● TASK DETAILS
Take the entries below and reproduce them word for word.

--- Begin DATA FOR PROCESSING ---

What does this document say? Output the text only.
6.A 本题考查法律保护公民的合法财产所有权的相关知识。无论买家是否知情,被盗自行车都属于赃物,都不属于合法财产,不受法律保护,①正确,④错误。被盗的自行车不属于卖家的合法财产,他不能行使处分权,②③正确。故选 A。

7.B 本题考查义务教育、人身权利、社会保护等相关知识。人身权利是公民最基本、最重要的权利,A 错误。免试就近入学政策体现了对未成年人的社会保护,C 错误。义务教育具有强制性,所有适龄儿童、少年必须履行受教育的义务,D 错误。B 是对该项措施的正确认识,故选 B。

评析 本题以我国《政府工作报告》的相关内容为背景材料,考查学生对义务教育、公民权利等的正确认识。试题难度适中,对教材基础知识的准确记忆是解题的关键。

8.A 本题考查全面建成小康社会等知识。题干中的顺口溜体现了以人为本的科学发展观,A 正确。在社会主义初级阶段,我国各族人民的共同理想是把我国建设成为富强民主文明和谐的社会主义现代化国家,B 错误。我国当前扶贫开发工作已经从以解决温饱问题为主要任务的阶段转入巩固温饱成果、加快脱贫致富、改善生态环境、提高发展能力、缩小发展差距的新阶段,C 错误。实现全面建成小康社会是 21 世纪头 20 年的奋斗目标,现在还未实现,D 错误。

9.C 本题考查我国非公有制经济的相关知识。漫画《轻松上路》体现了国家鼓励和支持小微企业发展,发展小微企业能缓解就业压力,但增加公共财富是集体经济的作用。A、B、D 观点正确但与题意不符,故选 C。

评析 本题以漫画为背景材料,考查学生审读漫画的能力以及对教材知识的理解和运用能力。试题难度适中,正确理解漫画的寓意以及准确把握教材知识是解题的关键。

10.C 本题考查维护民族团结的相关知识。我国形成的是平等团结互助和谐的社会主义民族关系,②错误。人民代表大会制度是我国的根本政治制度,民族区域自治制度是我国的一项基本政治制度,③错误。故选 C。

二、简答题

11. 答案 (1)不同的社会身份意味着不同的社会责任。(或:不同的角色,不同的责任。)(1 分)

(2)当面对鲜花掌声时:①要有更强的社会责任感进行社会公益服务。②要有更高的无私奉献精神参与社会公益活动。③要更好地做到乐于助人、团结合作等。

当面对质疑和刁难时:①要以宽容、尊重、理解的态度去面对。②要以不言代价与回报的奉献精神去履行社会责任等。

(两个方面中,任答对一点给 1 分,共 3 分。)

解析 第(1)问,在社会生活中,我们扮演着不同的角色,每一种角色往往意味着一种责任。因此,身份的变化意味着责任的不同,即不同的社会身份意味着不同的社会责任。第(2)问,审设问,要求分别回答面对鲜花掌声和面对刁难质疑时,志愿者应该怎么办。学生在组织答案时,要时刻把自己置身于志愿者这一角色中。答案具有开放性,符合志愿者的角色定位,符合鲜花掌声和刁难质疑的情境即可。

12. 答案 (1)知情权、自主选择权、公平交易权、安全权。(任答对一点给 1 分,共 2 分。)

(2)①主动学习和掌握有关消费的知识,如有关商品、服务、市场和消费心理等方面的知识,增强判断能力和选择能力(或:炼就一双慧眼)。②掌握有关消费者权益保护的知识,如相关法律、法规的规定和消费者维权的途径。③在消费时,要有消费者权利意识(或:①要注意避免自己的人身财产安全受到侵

--- End DATA FOR PROCESSING ---

● THE REPLY
What does this document say? Output the text only.
6.A 本题考查法律保护公民的合法财产所有权的相关知识。无论买家是否知情,被盗自行车都属于赃物,都不属于合法财产,不受法律保护,①正确,④错误。被盗的自行车不属于卖家的合法财产,他不能行使处分权,②③正确。故选 A。

7.B 本题考查义务教育、人身权利、社会保护等相关知识。人身权利是公民最基本、最重要的权利,A 错误。免试就近入学政策体现了对未成年人的社会保护,C 错误。义务教育具有强制性,所有适龄儿童、少年必须履行受教育的义务,D 错误。B 是对该项措施的正确认识,故选 B。

评析 本题以我国《政府工作报告》的相关内容为背景材料,考查学生对义务教育、公民权利等的正确认识。试题难度适中,对教材基础知识的准确记忆是解题的关键。

8.A 本题考查全面建成小康社会等知识。题干中的顺口溜体现了以人为本的科学发展观,A 正确。在社会主义初级阶段,我国各族人民的共同理想是把我国建设成为富强民主文明和谐的社会主义现代化国家,B 错误。我国当前扶贫开发工作已经从以解决温饱问题为主要任务的阶段转入巩固温饱成果、加快脱贫致富、改善生态环境、提高发展能力、缩小发展差距的新阶段,C 错误。实现全面建成小康社会是 21 世纪头 20 年的奋斗目标,现在还未实现,D 错误。

9.C 本题考查我国非公有制经济的相关知识。漫画《轻松上路》体现了国家鼓励和支持小微企业发展,发展小微企业能缓解就业压力,但增加公共财富是集体经济的作用。A、B、D 观点正确但与题意不符,故选 C。

评析 本题以漫画为背景材料,考查学生审读漫画的能力以及对教材知识的理解和运用能力。试题难度适中,正确理解漫画的寓意以及准确把握教材知识是解题的关键。

10.C 本题考查维护民族团结的相关知识。我国形成的是平等团结互助和谐的社会主义民族关系,②错误。人民代表大会制度是我国的根本政治制度,民族区域自治制度是我国的一项基本政治制度,③错误。故选 C。

二、简答题

11. 答案 (1)不同的社会身份意味着不同的社会责任。(或:不同的角色,不同的责任。)(1 分)

(2)当面对鲜花掌声时:①要有更强的社会责任感进行社会公益服务。②要有更高的无私奉献精神参与社会公益活动。③要更好地做到乐于助人、团结合作等。

当面对质疑和刁难时:①要以宽容、尊重、理解的态度去面对。②要以不言代价与回报的奉献精神去履行社会责任等。

(两个方面中,任答对一点给 1 分,共 3 分。)

解析 第(1)问,在社会生活中,我们扮演着不同的角色,每一种角色往往意味着一种责任。因此,身份的变化意味着责任的不同,即不同的社会身份意味着不同的社会责任。第(2)问,审设问,要求分别回答面对鲜花掌声和面对刁难质疑时,志愿者应该怎么办。学生在组织答案时,要时刻把自己置身于志愿者这一角色中。答案具有开放性,符合志愿者的角色定位,符合鲜花掌声和刁难质疑的情境即可。

12. 答案 (1)知情权、自主选择权、公平交易权、安全权。(任答对一点给 1 分,共 2 分。)

(2)①主动学习和掌握有关消费的知识,如有关商品、服务、市场和消费心理等方面的知识,增强判断能力和选择能力(或:炼就一双慧眼)。②掌握有关消费者权益保护的知识,如相关法律、法规的规定和消费者维权的途径。③在消费时,要有消费者权利意识(或:①要注意避免自己的人身财产安全受到侵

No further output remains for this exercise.